** Start **
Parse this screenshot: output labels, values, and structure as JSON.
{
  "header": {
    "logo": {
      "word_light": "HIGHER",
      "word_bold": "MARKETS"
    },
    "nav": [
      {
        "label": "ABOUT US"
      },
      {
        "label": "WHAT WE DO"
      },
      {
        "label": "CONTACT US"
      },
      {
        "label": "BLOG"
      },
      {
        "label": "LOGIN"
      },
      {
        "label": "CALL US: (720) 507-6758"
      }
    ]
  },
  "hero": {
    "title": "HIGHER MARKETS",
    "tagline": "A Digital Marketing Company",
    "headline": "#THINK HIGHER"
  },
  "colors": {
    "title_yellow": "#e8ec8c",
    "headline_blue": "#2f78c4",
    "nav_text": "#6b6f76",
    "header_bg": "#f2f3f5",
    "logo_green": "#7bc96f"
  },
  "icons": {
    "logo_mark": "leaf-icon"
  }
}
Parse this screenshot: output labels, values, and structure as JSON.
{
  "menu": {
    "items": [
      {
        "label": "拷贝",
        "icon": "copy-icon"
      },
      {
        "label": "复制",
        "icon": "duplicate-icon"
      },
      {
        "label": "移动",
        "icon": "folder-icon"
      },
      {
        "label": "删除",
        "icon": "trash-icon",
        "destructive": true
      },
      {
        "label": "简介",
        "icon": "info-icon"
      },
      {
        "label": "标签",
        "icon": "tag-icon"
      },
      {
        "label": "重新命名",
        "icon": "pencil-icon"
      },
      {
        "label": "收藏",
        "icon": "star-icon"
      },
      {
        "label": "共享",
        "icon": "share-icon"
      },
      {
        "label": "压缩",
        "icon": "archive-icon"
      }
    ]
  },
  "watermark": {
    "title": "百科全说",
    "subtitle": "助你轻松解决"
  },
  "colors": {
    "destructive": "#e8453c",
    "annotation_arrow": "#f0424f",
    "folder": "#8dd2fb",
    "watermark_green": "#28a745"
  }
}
** End **
| Aim |
Reproduce all data above, unchanged.

| Correct answer |
Parse this screenshot: output labels, values, and structure as JSON.
{
  "header": {
    "logo": {
      "word_light": "HIGHER",
      "word_bold": "MARKETS"
    },
    "nav": [
      {
        "label": "ABOUT US"
      },
      {
        "label": "WHAT WE DO"
      },
      {
        "label": "CONTACT US"
      },
      {
        "label": "BLOG"
      },
      {
        "label": "LOGIN"
      },
      {
        "label": "CALL US: (720) 507-6758"
      }
    ]
  },
  "hero": {
    "title": "HIGHER MARKETS",
    "tagline": "A Digital Marketing Company",
    "headline": "#THINK HIGHER"
  },
  "colors": {
    "title_yellow": "#e8ec8c",
    "headline_blue": "#2f78c4",
    "nav_text": "#6b6f76",
    "header_bg": "#f2f3f5",
    "logo_green": "#7bc96f"
  },
  "icons": {
    "logo_mark": "leaf-icon"
  }
}
Parse this screenshot: output labels, values, and structure as JSON.
{
  "menu": {
    "items": [
      {
        "label": "拷贝",
        "icon": "copy-icon"
      },
      {
        "label": "复制",
        "icon": "duplicate-icon"
      },
      {
        "label": "移动",
        "icon": "folder-icon"
      },
      {
        "label": "删除",
        "icon": "trash-icon",
        "destructive": true
      },
      {
        "label": "简介",
        "icon": "info-icon"
      },
      {
        "label": "标签",
        "icon": "tag-icon"
      },
      {
        "label": "重新命名",
        "icon": "pencil-icon"
      },
      {
        "label": "收藏",
        "icon": "star-icon"
      },
      {
        "label": "共享",
        "icon": "share-icon"
      },
      {
        "label": "压缩",
        "icon": "archive-icon"
      }
    ]
  },
  "watermark": {
    "title": "百科全说",
    "subtitle": "助你轻松解决"
  },
  "colors": {
    "destructive": "#e8453c",
    "annotation_arrow": "#f0424f",
    "folder": "#8dd2fb",
    "watermark_green": "#28a745"
  }
}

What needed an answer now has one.